> **Task**
Print the listing that follows, character for character.

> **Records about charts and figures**
..............................

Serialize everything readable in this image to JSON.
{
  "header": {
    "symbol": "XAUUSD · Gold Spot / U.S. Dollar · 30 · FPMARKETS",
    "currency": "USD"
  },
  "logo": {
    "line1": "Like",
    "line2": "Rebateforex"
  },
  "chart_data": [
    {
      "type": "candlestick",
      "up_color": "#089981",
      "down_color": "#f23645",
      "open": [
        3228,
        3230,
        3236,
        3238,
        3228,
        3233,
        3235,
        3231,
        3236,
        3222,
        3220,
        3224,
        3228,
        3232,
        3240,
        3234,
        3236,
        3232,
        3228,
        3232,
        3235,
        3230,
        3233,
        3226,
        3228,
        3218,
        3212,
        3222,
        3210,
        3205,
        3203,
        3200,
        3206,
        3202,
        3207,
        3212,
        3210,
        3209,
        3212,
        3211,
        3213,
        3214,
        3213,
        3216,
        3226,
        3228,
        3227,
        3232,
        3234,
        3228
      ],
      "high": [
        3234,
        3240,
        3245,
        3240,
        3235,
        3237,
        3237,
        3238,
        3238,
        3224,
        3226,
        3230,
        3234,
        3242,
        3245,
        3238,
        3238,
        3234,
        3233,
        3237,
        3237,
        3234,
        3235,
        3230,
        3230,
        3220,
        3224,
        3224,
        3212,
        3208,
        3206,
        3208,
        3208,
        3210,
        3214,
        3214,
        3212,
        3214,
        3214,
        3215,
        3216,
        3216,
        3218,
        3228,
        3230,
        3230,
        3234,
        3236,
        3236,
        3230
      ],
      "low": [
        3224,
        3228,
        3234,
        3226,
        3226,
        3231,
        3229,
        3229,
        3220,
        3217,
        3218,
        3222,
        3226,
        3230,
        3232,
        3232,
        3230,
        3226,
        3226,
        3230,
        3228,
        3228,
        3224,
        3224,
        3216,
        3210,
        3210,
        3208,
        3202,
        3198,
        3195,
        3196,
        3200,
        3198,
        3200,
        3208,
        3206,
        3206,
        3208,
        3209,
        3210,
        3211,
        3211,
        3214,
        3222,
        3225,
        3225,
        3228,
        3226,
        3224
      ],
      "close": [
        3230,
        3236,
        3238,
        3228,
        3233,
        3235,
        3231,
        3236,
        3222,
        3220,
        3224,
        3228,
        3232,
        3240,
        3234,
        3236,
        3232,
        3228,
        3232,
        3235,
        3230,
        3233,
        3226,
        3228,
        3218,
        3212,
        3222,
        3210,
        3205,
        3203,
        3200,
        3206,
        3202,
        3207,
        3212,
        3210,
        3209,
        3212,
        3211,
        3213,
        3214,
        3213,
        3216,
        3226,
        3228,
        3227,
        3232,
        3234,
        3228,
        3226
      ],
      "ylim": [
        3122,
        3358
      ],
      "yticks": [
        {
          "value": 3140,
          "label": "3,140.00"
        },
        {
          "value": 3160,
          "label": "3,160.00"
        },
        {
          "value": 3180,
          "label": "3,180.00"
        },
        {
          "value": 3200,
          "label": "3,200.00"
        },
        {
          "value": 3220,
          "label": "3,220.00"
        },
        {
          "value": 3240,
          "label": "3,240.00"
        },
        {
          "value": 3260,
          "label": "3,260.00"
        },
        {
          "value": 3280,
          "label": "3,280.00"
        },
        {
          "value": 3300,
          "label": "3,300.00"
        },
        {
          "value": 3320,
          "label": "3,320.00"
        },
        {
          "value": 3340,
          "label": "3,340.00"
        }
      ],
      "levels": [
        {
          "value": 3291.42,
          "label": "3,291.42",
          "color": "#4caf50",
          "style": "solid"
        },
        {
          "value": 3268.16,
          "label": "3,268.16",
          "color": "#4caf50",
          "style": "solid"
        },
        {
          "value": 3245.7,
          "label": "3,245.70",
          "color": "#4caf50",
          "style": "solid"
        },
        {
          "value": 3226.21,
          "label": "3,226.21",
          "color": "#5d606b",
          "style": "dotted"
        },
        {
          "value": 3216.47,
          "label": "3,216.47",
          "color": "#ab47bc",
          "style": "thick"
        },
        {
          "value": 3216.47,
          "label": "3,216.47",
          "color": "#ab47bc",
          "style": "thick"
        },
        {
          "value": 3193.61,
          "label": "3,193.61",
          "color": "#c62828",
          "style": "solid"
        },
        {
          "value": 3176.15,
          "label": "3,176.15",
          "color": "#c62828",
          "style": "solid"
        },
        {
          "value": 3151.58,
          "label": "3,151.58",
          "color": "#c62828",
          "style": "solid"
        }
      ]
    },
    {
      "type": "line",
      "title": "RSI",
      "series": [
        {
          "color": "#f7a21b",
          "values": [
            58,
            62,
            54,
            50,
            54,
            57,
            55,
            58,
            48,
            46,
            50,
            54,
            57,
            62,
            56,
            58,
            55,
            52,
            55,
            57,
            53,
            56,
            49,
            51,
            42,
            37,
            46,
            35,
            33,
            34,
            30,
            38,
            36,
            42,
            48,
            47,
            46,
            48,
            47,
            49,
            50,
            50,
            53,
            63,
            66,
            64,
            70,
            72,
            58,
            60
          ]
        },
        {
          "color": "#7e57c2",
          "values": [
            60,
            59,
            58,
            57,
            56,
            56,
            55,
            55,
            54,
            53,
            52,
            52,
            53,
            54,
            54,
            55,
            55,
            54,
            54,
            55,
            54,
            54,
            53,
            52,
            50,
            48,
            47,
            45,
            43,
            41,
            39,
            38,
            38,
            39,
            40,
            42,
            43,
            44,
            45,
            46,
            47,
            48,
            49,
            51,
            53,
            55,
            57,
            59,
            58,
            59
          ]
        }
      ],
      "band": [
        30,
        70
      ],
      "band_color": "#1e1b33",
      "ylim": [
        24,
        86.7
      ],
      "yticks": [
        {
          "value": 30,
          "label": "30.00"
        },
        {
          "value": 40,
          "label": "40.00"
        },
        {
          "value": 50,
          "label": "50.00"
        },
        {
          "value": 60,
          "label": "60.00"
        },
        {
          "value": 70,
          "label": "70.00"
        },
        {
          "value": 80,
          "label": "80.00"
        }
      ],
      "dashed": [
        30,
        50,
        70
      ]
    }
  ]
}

..............................

> **The reply**
Serialize everything readable in this image to JSON.
{
  "header": {
    "symbol": "XAUUSD · Gold Spot / U.S. Dollar · 30 · FPMARKETS",
    "currency": "USD"
  },
  "logo": {
    "line1": "Like",
    "line2": "Rebateforex"
  },
  "chart_data": [
    {
      "type": "candlestick",
      "up_color": "#089981",
      "down_color": "#f23645",
      "open": [
        3228,
        3230,
        3236,
        3238,
        3228,
        3233,
        3235,
        3231,
        3236,
        3222,
        3220,
        3224,
        3228,
        3232,
        3240,
        3234,
        3236,
        3232,
        3228,
        3232,
        3235,
        3230,
        3233,
        3226,
        3228,
        3218,
        3212,
        3222,
        3210,
        3205,
        3203,
        3200,
        3206,
        3202,
        3207,
        3212,
        3210,
        3209,
        3212,
        3211,
        3213,
        3214,
        3213,
        3216,
        3226,
        3228,
        3227,
        3232,
        3234,
        3228
      ],
      "high": [
        3234,
        3240,
        3245,
        3240,
        3235,
        3237,
        3237,
        3238,
        3238,
        3224,
        3226,
        3230,
        3234,
        3242,
        3245,
        3238,
        3238,
        3234,
        3233,
        3237,
        3237,
        3234,
        3235,
        3230,
        3230,
        3220,
        3224,
        3224,
        3212,
        3208,
        3206,
        3208,
        3208,
        3210,
        3214,
        3214,
        3212,
        3214,
        3214,
        3215,
        3216,
        3216,
        3218,
        3228,
        3230,
        3230,
        3234,
        3236,
        3236,
        3230
      ],
      "low": [
        3224,
        3228,
        3234,
        3226,
        3226,
        3231,
        3229,
        3229,
        3220,
        3217,
        3218,
        3222,
        3226,
        3230,
        3232,
        3232,
        3230,
        3226,
        3226,
        3230,
        3228,
        3228,
        3224,
        3224,
        3216,
        3210,
        3210,
        3208,
        3202,
        3198,
        3195,
        3196,
        3200,
        3198,
        3200,
        3208,
        3206,
        3206,
        3208,
        3209,
        3210,
        3211,
        3211,
        3214,
        3222,
        3225,
        3225,
        3228,
        3226,
        3224
      ],
      "close": [
        3230,
        3236,
        3238,
        3228,
        3233,
        3235,
        3231,
        3236,
        3222,
        3220,
        3224,
        3228,
        3232,
        3240,
        3234,
        3236,
        3232,
        3228,
        3232,
        3235,
        3230,
        3233,
        3226,
        3228,
        3218,
        3212,
        3222,
        3210,
        3205,
        3203,
        3200,
        3206,
        3202,
        3207,
        3212,
        3210,
        3209,
        3212,
        3211,
        3213,
        3214,
        3213,
        3216,
        3226,
        3228,
        3227,
        3232,
        3234,
        3228,
        3226
      ],
      "ylim": [
        3122,
        3358
      ],
      "yticks": [
        {
          "value": 3140,
          "label": "3,140.00"
        },
        {
          "value": 3160,
          "label": "3,160.00"
        },
        {
          "value": 3180,
          "label": "3,180.00"
        },
        {
          "value": 3200,
          "label": "3,200.00"
        },
        {
          "value": 3220,
          "label": "3,220.00"
        },
        {
          "value": 3240,
          "label": "3,240.00"
        },
        {
          "value": 3260,
          "label": "3,260.00"
        },
        {
          "value": 3280,
          "label": "3,280.00"
        },
        {
          "value": 3300,
          "label": "3,300.00"
        },
        {
          "value": 3320,
          "label": "3,320.00"
        },
        {
          "value": 3340,
          "label": "3,340.00"
        }
      ],
      "levels": [
        {
          "value": 3291.42,
          "label": "3,291.42",
          "color": "#4caf50",
          "style": "solid"
        },
        {
          "value": 3268.16,
          "label": "3,268.16",
          "color": "#4caf50",
          "style": "solid"
        },
        {
          "value": 3245.7,
          "label": "3,245.70",
          "color": "#4caf50",
          "style": "solid"
        },
        {
          "value": 3226.21,
          "label": "3,226.21",
          "color": "#5d606b",
          "style": "dotted"
        },
        {
          "value": 3216.47,
          "label": "3,216.47",
          "color": "#ab47bc",
          "style": "thick"
        },
        {
          "value": 3216.47,
          "label": "3,216.47",
          "color": "#ab47bc",
          "style": "thick"
        },
        {
          "value": 3193.61,
          "label": "3,193.61",
          "color": "#c62828",
          "style": "solid"
        },
        {
          "value": 3176.15,
          "label": "3,176.15",
          "color": "#c62828",
          "style": "solid"
        },
        {
          "value": 3151.58,
          "label": "3,151.58",
          "color": "#c62828",
          "style": "solid"
        }
      ]
    },
    {
      "type": "line",
      "title": "RSI",
      "series": [
        {
          "color": "#f7a21b",
          "values": [
            58,
            62,
            54,
            50,
            54,
            57,
            55,
            58,
            48,
            46,
            50,
            54,
            57,
            62,
            56,
            58,
            55,
            52,
            55,
            57,
            53,
            56,
            49,
            51,
            42,
            37,
            46,
            35,
            33,
            34,
            30,
            38,
            36,
            42,
            48,
            47,
            46,
            48,
            47,
            49,
            50,
            50,
            53,
            63,
            66,
            64,
            70,
            72,
            58,
            60
          ]
        },
        {
          "color": "#7e57c2",
          "values": [
            60,
            59,
            58,
            57,
            56,
            56,
            55,
            55,
            54,
            53,
            52,
            52,
            53,
            54,
            54,
            55,
            55,
            54,
            54,
            55,
            54,
            54,
            53,
            52,
            50,
            48,
            47,
            45,
            43,
            41,
            39,
            38,
            38,
            39,
            40,
            42,
            43,
            44,
            45,
            46,
            47,
            48,
            49,
            51,
            53,
            55,
            57,
            59,
            58,
            59
          ]
        }
      ],
      "band": [
        30,
        70
      ],
      "band_color": "#1e1b33",
      "ylim": [
        24,
        86.7
      ],
      "yticks": [
        {
          "value": 30,
          "label": "30.00"
        },
        {
          "value": 40,
          "label": "40.00"
        },
        {
          "value": 50,
          "label": "50.00"
        },
        {
          "value": 60,
          "label": "60.00"
        },
        {
          "value": 70,
          "label": "70.00"
        },
        {
          "value": 80,
          "label": "80.00"
        }
      ],
      "dashed": [
        30,
        50,
        70
      ]
    }
  ]
}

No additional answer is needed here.